_Task data_
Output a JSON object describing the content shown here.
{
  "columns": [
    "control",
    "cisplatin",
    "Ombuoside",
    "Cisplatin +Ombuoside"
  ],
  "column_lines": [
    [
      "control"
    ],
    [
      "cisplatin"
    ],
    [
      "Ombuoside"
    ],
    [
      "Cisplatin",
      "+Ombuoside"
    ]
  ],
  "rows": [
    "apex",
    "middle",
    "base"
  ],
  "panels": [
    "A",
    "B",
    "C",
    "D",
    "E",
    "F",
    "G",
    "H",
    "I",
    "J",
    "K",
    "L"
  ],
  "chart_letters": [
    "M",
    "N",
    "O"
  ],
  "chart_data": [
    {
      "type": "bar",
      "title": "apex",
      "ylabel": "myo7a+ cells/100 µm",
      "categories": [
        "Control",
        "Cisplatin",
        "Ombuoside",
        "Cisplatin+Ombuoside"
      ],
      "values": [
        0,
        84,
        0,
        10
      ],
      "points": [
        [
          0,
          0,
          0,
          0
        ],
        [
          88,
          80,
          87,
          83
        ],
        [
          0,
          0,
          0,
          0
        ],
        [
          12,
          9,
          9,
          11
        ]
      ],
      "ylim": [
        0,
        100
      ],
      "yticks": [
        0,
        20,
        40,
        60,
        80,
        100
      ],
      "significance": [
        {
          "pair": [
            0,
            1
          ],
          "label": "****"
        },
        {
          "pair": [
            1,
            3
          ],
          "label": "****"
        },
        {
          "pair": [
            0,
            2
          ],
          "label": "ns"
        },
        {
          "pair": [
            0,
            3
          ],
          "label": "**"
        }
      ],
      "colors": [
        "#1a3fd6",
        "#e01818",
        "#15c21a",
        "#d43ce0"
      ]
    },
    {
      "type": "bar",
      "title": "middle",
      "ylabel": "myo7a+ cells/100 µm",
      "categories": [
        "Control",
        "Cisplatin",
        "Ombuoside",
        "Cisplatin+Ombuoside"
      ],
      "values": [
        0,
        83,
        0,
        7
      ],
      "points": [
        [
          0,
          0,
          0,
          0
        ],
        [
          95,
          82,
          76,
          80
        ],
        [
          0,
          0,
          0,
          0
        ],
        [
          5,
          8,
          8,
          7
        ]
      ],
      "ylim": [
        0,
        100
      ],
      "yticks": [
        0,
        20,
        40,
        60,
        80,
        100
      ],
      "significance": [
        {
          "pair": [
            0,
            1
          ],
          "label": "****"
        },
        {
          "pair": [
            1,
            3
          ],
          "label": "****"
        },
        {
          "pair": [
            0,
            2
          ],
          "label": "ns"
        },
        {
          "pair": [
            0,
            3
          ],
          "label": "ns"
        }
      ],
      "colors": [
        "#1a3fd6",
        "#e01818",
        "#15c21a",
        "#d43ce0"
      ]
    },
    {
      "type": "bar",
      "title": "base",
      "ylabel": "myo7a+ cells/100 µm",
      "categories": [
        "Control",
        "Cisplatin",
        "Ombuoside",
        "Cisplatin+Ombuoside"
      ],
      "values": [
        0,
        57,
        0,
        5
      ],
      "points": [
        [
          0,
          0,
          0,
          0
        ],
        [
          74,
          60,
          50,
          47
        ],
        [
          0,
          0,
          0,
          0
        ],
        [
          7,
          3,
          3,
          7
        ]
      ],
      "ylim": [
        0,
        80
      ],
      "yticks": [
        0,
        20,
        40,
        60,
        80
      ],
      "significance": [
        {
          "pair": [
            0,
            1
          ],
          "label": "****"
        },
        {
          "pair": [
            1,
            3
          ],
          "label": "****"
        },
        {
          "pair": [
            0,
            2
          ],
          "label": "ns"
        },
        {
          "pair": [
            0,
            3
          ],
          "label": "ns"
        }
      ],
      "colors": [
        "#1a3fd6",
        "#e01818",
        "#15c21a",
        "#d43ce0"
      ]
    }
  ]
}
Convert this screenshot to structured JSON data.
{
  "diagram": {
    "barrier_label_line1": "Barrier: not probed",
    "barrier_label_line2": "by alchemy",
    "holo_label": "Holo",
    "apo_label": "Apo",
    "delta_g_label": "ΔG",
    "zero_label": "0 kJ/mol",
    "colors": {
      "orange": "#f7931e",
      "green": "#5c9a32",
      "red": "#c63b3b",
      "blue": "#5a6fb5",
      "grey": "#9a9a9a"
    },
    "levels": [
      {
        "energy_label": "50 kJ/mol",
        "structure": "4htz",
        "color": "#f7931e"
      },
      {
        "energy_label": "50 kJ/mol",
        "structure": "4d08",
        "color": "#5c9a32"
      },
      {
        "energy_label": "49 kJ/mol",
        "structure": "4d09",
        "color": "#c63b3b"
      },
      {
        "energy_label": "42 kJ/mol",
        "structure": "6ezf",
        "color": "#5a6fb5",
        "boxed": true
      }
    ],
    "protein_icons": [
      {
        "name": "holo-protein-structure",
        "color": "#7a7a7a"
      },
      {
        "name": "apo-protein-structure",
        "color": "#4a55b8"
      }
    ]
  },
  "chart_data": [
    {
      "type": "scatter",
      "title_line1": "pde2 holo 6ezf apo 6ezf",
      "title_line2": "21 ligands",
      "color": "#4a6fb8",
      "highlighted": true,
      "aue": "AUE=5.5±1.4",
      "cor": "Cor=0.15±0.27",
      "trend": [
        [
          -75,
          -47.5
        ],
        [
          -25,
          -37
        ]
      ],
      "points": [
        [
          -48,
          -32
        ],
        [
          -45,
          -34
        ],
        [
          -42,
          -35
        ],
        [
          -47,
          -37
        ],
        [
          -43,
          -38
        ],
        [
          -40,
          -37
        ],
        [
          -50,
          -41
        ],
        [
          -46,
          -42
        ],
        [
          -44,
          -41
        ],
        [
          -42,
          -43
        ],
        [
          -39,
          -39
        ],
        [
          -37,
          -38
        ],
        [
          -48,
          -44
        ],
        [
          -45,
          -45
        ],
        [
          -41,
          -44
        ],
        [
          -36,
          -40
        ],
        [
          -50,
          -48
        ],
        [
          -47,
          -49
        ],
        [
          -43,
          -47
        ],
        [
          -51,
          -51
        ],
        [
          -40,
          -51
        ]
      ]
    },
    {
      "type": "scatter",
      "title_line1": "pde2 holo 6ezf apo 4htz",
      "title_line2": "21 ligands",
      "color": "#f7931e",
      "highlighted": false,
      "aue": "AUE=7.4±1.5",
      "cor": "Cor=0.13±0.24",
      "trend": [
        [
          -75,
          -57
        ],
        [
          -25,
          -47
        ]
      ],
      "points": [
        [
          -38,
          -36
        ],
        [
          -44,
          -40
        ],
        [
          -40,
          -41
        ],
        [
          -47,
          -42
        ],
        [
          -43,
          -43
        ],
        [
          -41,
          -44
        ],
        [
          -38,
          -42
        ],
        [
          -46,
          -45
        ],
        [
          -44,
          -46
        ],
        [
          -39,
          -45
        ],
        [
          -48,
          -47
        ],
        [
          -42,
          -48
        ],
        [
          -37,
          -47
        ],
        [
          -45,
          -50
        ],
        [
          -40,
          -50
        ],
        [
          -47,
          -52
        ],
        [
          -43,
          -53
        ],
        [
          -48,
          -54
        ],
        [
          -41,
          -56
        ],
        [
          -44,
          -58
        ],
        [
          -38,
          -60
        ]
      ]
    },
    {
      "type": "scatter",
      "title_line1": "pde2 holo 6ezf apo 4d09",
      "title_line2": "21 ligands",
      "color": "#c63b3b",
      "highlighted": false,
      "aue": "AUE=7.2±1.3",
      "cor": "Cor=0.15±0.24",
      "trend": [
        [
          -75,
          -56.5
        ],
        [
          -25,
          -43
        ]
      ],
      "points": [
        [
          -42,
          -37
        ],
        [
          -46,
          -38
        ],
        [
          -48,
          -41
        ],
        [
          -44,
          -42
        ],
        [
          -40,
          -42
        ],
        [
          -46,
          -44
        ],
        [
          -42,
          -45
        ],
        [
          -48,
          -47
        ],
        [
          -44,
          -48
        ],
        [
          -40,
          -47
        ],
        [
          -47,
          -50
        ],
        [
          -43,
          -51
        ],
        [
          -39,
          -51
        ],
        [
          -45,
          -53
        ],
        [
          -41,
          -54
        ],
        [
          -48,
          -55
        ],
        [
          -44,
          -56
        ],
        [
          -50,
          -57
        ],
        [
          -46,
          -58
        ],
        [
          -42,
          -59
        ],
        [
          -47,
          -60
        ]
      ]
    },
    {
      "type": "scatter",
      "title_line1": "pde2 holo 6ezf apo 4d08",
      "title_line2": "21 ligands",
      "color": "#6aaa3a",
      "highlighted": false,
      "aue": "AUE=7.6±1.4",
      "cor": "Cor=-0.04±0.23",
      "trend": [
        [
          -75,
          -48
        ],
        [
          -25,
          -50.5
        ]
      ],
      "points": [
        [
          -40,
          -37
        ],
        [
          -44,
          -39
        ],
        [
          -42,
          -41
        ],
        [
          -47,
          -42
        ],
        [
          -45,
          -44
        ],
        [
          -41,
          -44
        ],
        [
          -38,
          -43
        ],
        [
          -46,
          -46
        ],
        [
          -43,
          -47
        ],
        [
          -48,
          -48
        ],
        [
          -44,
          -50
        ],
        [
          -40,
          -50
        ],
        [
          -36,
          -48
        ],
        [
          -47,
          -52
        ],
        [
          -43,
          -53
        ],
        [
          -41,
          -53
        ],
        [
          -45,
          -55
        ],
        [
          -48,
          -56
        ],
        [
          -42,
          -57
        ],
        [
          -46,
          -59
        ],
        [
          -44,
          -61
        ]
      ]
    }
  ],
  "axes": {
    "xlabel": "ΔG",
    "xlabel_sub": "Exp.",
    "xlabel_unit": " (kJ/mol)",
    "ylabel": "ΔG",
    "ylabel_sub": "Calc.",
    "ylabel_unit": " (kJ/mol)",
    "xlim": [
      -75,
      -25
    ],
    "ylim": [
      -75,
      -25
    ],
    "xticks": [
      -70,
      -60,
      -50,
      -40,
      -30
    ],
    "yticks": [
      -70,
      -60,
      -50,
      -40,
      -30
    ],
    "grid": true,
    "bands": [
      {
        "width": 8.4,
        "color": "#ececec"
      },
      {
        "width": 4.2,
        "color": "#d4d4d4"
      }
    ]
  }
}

_Exercise_
Pull each line holding "true" out of the listing.

_Answer to this task_
        "boxed": true
      "highlighted": true,
    "grid": true,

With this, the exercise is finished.